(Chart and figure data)

=====

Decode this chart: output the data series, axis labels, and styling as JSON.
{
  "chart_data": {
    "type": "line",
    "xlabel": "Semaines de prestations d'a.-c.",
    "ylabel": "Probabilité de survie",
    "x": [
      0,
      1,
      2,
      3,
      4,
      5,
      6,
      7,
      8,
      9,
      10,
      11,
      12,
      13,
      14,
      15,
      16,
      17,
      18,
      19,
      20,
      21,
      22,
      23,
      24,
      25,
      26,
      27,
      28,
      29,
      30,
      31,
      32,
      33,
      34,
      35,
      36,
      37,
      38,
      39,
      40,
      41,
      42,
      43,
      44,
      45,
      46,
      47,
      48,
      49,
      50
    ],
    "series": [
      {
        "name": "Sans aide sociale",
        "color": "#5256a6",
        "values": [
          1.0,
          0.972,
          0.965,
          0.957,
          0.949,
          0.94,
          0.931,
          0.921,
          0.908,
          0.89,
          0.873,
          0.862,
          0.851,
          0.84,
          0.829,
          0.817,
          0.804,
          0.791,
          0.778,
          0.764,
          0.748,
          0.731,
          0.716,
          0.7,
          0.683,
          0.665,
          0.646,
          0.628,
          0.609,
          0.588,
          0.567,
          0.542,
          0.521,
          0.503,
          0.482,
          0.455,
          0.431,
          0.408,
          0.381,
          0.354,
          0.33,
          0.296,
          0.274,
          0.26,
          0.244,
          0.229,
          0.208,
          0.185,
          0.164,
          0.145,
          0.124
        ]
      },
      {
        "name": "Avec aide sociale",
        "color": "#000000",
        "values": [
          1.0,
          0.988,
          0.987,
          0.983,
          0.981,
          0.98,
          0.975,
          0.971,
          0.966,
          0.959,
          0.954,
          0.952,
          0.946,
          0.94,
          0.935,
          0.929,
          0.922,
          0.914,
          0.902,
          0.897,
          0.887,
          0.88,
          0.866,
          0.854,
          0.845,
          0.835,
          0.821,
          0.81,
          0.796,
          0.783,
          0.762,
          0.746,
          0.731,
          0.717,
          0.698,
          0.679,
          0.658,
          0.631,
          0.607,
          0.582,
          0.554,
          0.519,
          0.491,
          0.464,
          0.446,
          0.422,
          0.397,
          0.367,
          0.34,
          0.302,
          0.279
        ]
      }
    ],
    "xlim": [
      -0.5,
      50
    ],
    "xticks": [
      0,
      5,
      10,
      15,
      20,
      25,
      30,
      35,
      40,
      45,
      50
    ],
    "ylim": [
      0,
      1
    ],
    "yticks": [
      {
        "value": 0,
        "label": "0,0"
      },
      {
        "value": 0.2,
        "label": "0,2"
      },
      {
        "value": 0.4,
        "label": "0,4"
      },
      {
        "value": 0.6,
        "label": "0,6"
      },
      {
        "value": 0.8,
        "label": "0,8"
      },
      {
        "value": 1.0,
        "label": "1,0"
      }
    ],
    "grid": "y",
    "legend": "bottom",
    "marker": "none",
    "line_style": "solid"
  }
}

=====

* Given problem
Note how many lines of the material contain the string "series". Then report that number by itself.

* Worked answer
2